SHORT TASK: Read through the entries below and return each line with the word "można".

DATASET CONTENT:
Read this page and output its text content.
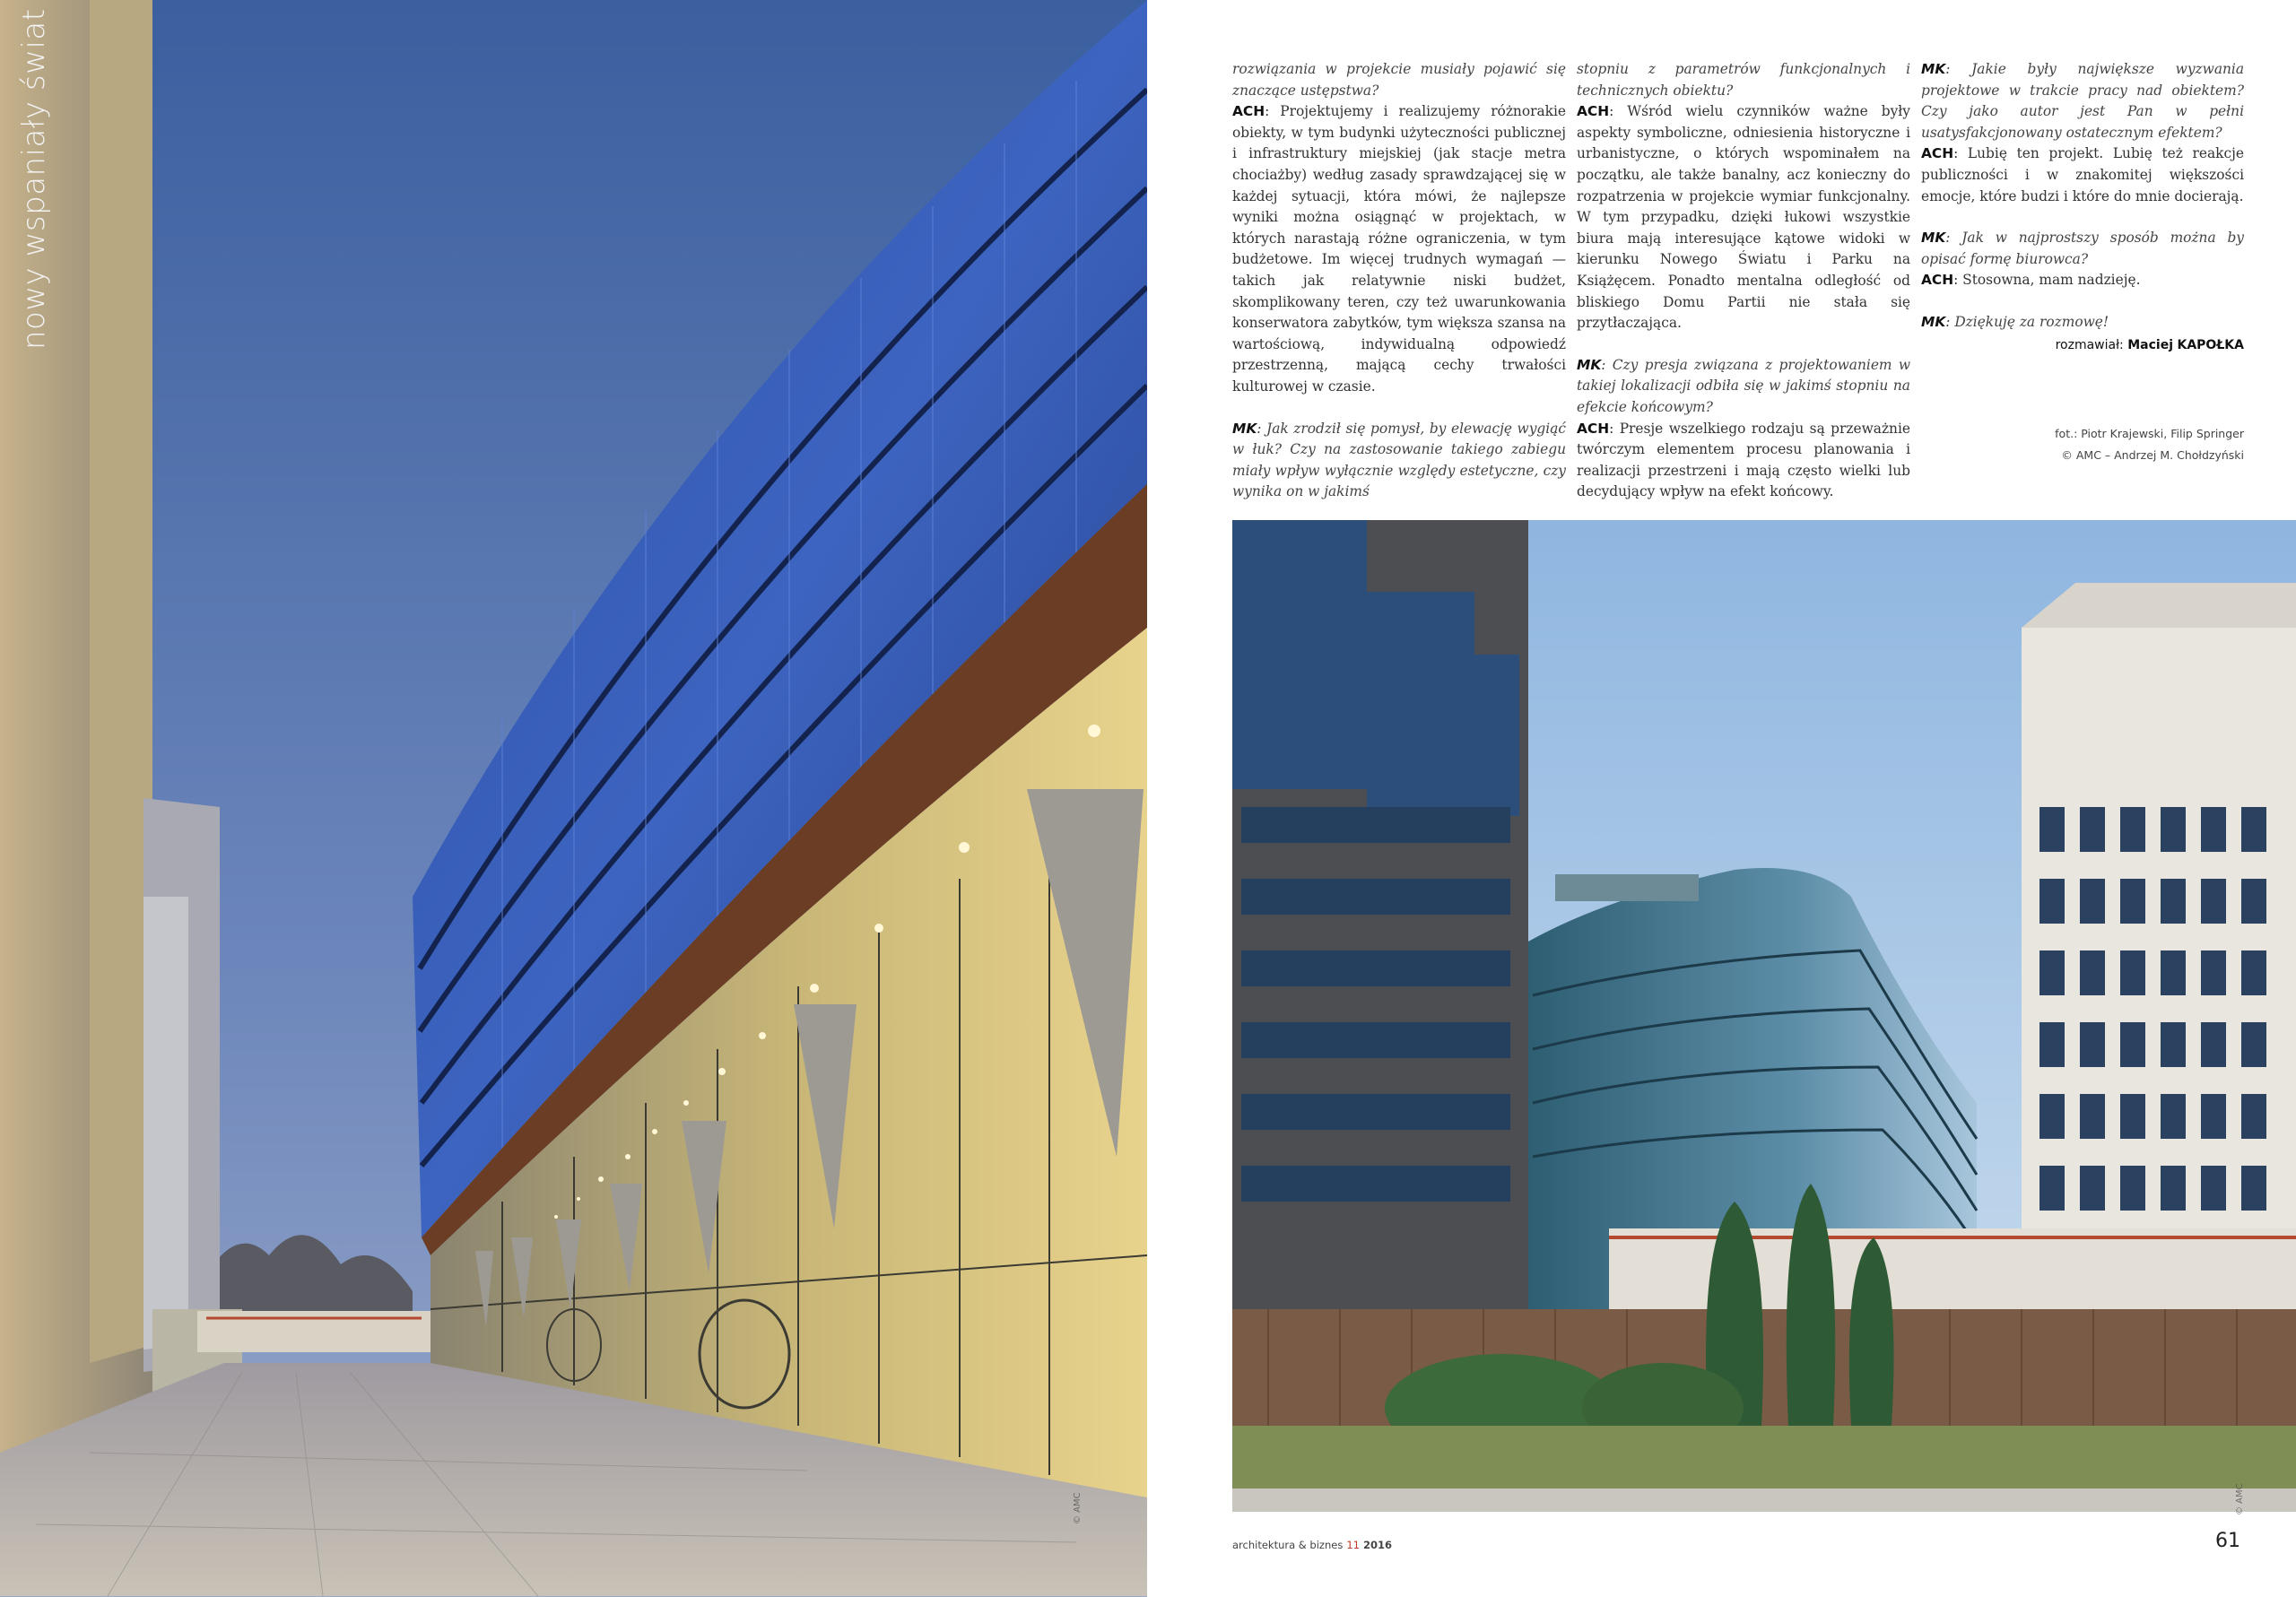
nowy wspaniały świat
© AMC

rozwiązania w projekcie musiały pojawić się znaczące ustępstwa?

ACH: Projektujemy i realizujemy różnorakie obiekty, w tym budynki użyteczności publicznej i infrastruktury miejskiej (jak stacje metra chociażby) według zasady sprawdzającej się w każdej sytuacji, która mówi, że najlepsze wyniki można osiągnąć w projektach, w których narastają różne ograniczenia, w tym budżetowe. Im więcej trudnych wymagań — takich jak relatywnie niski budżet, skomplikowany teren, czy też uwarunkowania konserwatora zabytków, tym większa szansa na wartościową, indywidualną odpowiedź przestrzenną, mającą cechy trwałości kulturowej w czasie.

MK: Jak zrodził się pomysł, by elewację wygiąć w łuk? Czy na zastosowanie takiego zabiegu miały wpływ wyłącznie względy estetyczne, czy wynika on w jakimś

stopniu z parametrów funkcjonalnych i technicznych obiektu?

ACH: Wśród wielu czynników ważne były aspekty symboliczne, odniesienia historyczne i urbanistyczne, o których wspominałem na początku, ale także banalny, acz konieczny do rozpatrzenia w projekcie wymiar funkcjonalny. W tym przypadku, dzięki łukowi wszystkie biura mają interesujące kątowe widoki w kierunku Nowego Światu i Parku na Książęcem. Ponadto mentalna odległość od bliskiego Domu Partii nie stała się przytłaczająca.

MK: Czy presja związana z projektowaniem w takiej lokalizacji odbiła się w jakimś stopniu na efekcie końcowym?

ACH: Presje wszelkiego rodzaju są przeważnie twórczym elementem procesu planowania i realizacji przestrzeni i mają często wielki lub decydujący wpływ na efekt końcowy.

MK: Jakie były największe wyzwania projektowe w trakcie pracy nad obiektem? Czy jako autor jest Pan w pełni usatysfakcjonowany ostatecznym efektem?

ACH: Lubię ten projekt. Lubię też reakcje publiczności i w znakomitej większości emocje, które budzi i które do mnie docierają.

MK: Jak w najprostszy sposób można by opisać formę biurowca?

ACH: Stosowna, mam nadzieję.

MK: Dziękuję za rozmowę!

rozmawiał: Maciej KAPOŁKA
fot.: Piotr Krajewski, Filip Springer
© AMC – Andrzej M. Chołdzyński
© AMC
architektura & biznes 11 2016	61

FULL SOLUTION:
ACH: Projektujemy i realizujemy różnorakie obiekty, w tym budynki użyteczności publicznej i infrastruktury miejskiej (jak stacje metra chociażby) według zasady sprawdzającej się w każdej sytuacji, która mówi, że najlepsze wyniki można osiągnąć w projektach, w których narastają różne ograniczenia, w tym budżetowe. Im więcej trudnych wymagań — takich jak relatywnie niski budżet, skomplikowany teren, czy też uwarunkowania konserwatora zabytków, tym większa szansa na wartościową, indywidualną odpowiedź przestrzenną, mającą cechy trwałości kulturowej w czasie.
MK: Jak w najprostszy sposób można by opisać formę biurowca?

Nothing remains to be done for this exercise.